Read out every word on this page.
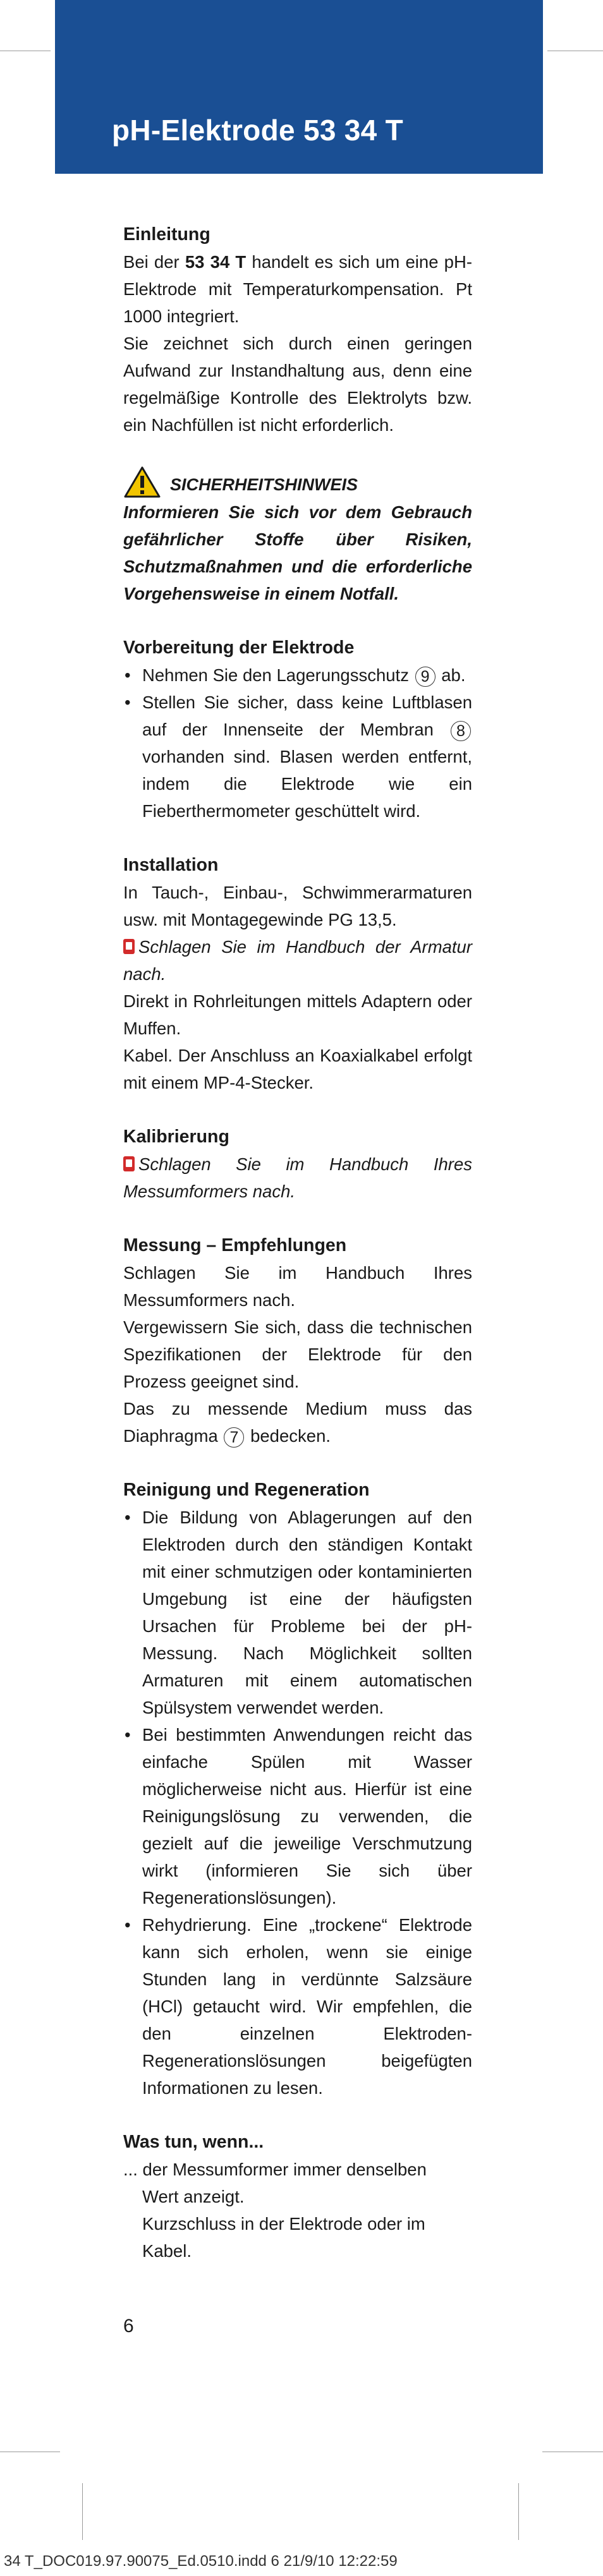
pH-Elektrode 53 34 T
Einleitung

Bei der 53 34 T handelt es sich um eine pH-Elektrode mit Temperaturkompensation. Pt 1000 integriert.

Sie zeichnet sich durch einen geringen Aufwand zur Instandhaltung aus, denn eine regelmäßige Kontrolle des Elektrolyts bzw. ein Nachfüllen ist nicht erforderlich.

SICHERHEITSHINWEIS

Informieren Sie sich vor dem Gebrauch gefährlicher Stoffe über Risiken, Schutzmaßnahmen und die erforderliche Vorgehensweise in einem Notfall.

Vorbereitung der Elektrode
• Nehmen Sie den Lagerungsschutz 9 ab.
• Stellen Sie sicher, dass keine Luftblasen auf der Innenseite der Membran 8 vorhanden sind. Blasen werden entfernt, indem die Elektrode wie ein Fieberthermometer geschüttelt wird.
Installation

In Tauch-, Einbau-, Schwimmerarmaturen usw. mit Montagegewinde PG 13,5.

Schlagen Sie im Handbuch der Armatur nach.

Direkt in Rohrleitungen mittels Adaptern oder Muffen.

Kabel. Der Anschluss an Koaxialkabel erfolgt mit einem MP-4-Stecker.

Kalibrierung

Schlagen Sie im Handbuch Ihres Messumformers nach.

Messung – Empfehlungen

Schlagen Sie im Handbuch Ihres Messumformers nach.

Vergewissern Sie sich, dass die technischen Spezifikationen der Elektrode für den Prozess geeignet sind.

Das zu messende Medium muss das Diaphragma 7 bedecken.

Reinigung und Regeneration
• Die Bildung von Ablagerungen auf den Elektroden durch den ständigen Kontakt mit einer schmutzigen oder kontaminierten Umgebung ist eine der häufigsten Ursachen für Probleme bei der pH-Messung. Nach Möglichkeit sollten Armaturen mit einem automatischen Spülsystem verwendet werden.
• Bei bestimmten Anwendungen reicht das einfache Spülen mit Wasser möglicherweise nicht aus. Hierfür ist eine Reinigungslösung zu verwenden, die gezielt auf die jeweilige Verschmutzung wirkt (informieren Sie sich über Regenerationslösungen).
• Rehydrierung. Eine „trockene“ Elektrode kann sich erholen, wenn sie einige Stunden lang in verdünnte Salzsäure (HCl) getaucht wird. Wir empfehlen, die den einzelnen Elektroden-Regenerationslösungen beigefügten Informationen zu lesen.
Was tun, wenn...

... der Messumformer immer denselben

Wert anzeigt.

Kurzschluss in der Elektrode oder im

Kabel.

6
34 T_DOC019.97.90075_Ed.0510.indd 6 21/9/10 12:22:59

+++++

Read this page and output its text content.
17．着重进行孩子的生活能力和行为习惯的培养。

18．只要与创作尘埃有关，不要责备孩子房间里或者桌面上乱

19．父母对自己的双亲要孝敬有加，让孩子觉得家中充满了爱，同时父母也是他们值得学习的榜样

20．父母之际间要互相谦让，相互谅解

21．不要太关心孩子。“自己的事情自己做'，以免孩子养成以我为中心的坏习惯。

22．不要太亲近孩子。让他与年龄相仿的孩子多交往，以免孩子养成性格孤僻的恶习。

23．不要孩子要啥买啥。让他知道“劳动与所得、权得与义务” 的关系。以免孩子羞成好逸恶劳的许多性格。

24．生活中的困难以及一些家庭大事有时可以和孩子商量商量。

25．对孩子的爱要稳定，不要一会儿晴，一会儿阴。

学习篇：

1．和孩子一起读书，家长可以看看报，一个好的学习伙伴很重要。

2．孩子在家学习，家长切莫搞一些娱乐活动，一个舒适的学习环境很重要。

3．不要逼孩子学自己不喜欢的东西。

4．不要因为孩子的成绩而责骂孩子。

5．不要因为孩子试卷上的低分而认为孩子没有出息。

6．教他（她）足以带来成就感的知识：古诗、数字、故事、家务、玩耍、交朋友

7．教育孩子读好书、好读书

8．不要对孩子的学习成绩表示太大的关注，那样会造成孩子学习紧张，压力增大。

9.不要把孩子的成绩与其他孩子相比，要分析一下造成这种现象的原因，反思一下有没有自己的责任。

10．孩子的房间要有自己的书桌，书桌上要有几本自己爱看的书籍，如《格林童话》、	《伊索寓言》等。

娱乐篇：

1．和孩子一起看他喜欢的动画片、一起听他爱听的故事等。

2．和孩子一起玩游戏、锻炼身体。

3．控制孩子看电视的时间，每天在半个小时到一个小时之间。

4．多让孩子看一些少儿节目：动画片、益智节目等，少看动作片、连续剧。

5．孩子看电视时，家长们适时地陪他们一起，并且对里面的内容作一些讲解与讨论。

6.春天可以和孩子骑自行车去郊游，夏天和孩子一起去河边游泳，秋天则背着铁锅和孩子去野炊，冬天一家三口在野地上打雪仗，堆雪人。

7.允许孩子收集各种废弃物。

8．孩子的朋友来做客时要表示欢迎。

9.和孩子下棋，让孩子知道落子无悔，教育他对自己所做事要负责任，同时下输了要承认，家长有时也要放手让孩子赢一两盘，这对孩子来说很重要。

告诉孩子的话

+++++

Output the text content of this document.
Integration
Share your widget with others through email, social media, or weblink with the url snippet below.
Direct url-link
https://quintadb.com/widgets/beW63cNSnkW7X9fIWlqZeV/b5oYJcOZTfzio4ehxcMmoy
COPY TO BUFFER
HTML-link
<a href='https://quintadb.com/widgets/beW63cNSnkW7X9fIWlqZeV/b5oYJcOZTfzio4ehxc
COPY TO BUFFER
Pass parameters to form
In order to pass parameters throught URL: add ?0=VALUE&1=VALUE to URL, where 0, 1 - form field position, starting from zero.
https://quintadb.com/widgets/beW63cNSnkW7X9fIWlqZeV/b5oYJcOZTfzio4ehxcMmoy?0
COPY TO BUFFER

+++++

### [What you should do]
Each line in the data that holds the string "oder" should be found and copied.

### [Result of the exercise]
Direkt in Rohrleitungen mittels Adaptern oder Muffen.
• Die Bildung von Ablagerungen auf den Elektroden durch den ständigen Kontakt mit einer schmutzigen oder kontaminierten Umgebung ist eine der häufigsten Ursachen für Probleme bei der pH-Messung. Nach Möglichkeit sollten Armaturen mit einem automatischen Spülsystem verwendet werden.
Kurzschluss in der Elektrode oder im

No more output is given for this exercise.